## [Short problem]
Below is some material; transcribe all of it exactly.

## [Listing]
────────────────────
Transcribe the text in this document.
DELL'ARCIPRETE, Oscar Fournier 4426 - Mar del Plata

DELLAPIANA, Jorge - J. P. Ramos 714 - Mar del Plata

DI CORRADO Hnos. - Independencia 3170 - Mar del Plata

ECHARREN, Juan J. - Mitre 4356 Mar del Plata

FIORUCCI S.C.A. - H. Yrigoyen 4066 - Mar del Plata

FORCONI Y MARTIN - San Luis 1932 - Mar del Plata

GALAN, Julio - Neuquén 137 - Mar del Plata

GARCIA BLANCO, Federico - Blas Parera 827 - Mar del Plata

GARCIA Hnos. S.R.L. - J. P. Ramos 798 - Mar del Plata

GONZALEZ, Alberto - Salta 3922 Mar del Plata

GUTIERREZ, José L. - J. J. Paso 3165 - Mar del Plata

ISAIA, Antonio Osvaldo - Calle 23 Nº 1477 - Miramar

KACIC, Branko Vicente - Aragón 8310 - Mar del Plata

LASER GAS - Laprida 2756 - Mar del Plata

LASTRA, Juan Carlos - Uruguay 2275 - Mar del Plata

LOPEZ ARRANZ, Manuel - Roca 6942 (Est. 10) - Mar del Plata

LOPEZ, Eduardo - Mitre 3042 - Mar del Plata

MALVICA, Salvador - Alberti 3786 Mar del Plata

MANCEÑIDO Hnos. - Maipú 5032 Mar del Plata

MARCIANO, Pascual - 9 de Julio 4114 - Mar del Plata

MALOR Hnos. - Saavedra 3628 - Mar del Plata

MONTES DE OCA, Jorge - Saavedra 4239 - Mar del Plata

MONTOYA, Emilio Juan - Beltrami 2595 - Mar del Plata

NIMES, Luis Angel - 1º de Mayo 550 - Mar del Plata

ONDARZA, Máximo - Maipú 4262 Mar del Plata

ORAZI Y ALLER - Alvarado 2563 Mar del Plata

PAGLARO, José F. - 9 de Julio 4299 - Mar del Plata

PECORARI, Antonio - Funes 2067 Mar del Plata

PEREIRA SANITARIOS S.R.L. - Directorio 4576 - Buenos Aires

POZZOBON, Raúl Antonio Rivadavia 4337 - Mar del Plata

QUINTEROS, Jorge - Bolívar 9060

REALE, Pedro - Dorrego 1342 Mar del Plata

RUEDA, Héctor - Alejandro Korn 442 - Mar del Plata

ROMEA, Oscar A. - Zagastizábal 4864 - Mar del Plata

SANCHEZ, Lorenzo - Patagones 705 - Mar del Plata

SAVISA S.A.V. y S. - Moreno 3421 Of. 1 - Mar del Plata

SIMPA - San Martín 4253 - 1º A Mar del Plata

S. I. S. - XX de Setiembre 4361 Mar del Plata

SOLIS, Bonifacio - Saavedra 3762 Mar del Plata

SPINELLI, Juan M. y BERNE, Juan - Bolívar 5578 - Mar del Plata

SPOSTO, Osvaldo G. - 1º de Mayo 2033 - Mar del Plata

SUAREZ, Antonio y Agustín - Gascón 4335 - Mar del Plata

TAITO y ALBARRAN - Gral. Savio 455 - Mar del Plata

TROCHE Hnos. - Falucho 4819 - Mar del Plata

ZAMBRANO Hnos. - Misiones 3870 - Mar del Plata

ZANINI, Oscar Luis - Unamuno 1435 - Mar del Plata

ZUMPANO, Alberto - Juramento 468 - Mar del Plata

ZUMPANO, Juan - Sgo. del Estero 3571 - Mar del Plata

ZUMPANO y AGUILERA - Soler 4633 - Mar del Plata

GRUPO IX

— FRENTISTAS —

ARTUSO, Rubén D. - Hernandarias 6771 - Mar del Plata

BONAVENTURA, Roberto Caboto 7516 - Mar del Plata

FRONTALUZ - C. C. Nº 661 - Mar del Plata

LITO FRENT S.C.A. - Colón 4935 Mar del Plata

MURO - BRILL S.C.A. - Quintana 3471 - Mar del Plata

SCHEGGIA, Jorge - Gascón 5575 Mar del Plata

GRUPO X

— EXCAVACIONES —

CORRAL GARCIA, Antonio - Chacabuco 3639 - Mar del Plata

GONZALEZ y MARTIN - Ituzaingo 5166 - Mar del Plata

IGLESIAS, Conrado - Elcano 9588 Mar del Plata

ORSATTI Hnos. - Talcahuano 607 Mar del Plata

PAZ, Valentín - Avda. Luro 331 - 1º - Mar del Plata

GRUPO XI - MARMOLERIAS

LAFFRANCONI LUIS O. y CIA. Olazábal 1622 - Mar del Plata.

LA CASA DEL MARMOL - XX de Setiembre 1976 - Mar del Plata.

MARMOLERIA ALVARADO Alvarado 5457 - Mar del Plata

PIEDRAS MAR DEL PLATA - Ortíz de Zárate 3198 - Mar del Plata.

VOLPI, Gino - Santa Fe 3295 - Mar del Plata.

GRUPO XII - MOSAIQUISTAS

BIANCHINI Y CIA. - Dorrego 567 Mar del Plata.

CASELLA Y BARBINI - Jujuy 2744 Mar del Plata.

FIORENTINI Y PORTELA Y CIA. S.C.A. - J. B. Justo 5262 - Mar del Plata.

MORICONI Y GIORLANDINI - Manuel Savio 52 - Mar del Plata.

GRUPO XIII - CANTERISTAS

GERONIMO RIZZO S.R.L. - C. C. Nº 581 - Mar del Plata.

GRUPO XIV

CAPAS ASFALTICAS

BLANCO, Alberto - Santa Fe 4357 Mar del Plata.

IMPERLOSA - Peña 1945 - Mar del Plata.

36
────────────────────
## [Written reply]
Transcribe the text in this document.
DELL'ARCIPRETE, Oscar Fournier 4426 - Mar del Plata

DELLAPIANA, Jorge - J. P. Ramos 714 - Mar del Plata

DI CORRADO Hnos. - Independencia 3170 - Mar del Plata

ECHARREN, Juan J. - Mitre 4356 Mar del Plata

FIORUCCI S.C.A. - H. Yrigoyen 4066 - Mar del Plata

FORCONI Y MARTIN - San Luis 1932 - Mar del Plata

GALAN, Julio - Neuquén 137 - Mar del Plata

GARCIA BLANCO, Federico - Blas Parera 827 - Mar del Plata

GARCIA Hnos. S.R.L. - J. P. Ramos 798 - Mar del Plata

GONZALEZ, Alberto - Salta 3922 Mar del Plata

GUTIERREZ, José L. - J. J. Paso 3165 - Mar del Plata

ISAIA, Antonio Osvaldo - Calle 23 Nº 1477 - Miramar

KACIC, Branko Vicente - Aragón 8310 - Mar del Plata

LASER GAS - Laprida 2756 - Mar del Plata

LASTRA, Juan Carlos - Uruguay 2275 - Mar del Plata

LOPEZ ARRANZ, Manuel - Roca 6942 (Est. 10) - Mar del Plata

LOPEZ, Eduardo - Mitre 3042 - Mar del Plata

MALVICA, Salvador - Alberti 3786 Mar del Plata

MANCEÑIDO Hnos. - Maipú 5032 Mar del Plata

MARCIANO, Pascual - 9 de Julio 4114 - Mar del Plata

MALOR Hnos. - Saavedra 3628 - Mar del Plata

MONTES DE OCA, Jorge - Saavedra 4239 - Mar del Plata

MONTOYA, Emilio Juan - Beltrami 2595 - Mar del Plata

NIMES, Luis Angel - 1º de Mayo 550 - Mar del Plata

ONDARZA, Máximo - Maipú 4262 Mar del Plata

ORAZI Y ALLER - Alvarado 2563 Mar del Plata

PAGLARO, José F. - 9 de Julio 4299 - Mar del Plata

PECORARI, Antonio - Funes 2067 Mar del Plata

PEREIRA SANITARIOS S.R.L. - Directorio 4576 - Buenos Aires

POZZOBON, Raúl Antonio Rivadavia 4337 - Mar del Plata

QUINTEROS, Jorge - Bolívar 9060

REALE, Pedro - Dorrego 1342 Mar del Plata

RUEDA, Héctor - Alejandro Korn 442 - Mar del Plata

ROMEA, Oscar A. - Zagastizábal 4864 - Mar del Plata

SANCHEZ, Lorenzo - Patagones 705 - Mar del Plata

SAVISA S.A.V. y S. - Moreno 3421 Of. 1 - Mar del Plata

SIMPA - San Martín 4253 - 1º A Mar del Plata

S. I. S. - XX de Setiembre 4361 Mar del Plata

SOLIS, Bonifacio - Saavedra 3762 Mar del Plata

SPINELLI, Juan M. y BERNE, Juan - Bolívar 5578 - Mar del Plata

SPOSTO, Osvaldo G. - 1º de Mayo 2033 - Mar del Plata

SUAREZ, Antonio y Agustín - Gascón 4335 - Mar del Plata

TAITO y ALBARRAN - Gral. Savio 455 - Mar del Plata

TROCHE Hnos. - Falucho 4819 - Mar del Plata

ZAMBRANO Hnos. - Misiones 3870 - Mar del Plata

ZANINI, Oscar Luis - Unamuno 1435 - Mar del Plata

ZUMPANO, Alberto - Juramento 468 - Mar del Plata

ZUMPANO, Juan - Sgo. del Estero 3571 - Mar del Plata

ZUMPANO y AGUILERA - Soler 4633 - Mar del Plata

GRUPO IX

— FRENTISTAS —

ARTUSO, Rubén D. - Hernandarias 6771 - Mar del Plata

BONAVENTURA, Roberto Caboto 7516 - Mar del Plata

FRONTALUZ - C. C. Nº 661 - Mar del Plata

LITO FRENT S.C.A. - Colón 4935 Mar del Plata

MURO - BRILL S.C.A. - Quintana 3471 - Mar del Plata

SCHEGGIA, Jorge - Gascón 5575 Mar del Plata

GRUPO X

— EXCAVACIONES —

CORRAL GARCIA, Antonio - Chacabuco 3639 - Mar del Plata

GONZALEZ y MARTIN - Ituzaingo 5166 - Mar del Plata

IGLESIAS, Conrado - Elcano 9588 Mar del Plata

ORSATTI Hnos. - Talcahuano 607 Mar del Plata

PAZ, Valentín - Avda. Luro 331 - 1º - Mar del Plata

GRUPO XI - MARMOLERIAS

LAFFRANCONI LUIS O. y CIA. Olazábal 1622 - Mar del Plata.

LA CASA DEL MARMOL - XX de Setiembre 1976 - Mar del Plata.

MARMOLERIA ALVARADO Alvarado 5457 - Mar del Plata

PIEDRAS MAR DEL PLATA - Ortíz de Zárate 3198 - Mar del Plata.

VOLPI, Gino - Santa Fe 3295 - Mar del Plata.

GRUPO XII - MOSAIQUISTAS

BIANCHINI Y CIA. - Dorrego 567 Mar del Plata.

CASELLA Y BARBINI - Jujuy 2744 Mar del Plata.

FIORENTINI Y PORTELA Y CIA. S.C.A. - J. B. Justo 5262 - Mar del Plata.

MORICONI Y GIORLANDINI - Manuel Savio 52 - Mar del Plata.

GRUPO XIII - CANTERISTAS

GERONIMO RIZZO S.R.L. - C. C. Nº 581 - Mar del Plata.

GRUPO XIV

CAPAS ASFALTICAS

BLANCO, Alberto - Santa Fe 4357 Mar del Plata.

IMPERLOSA - Peña 1945 - Mar del Plata.

36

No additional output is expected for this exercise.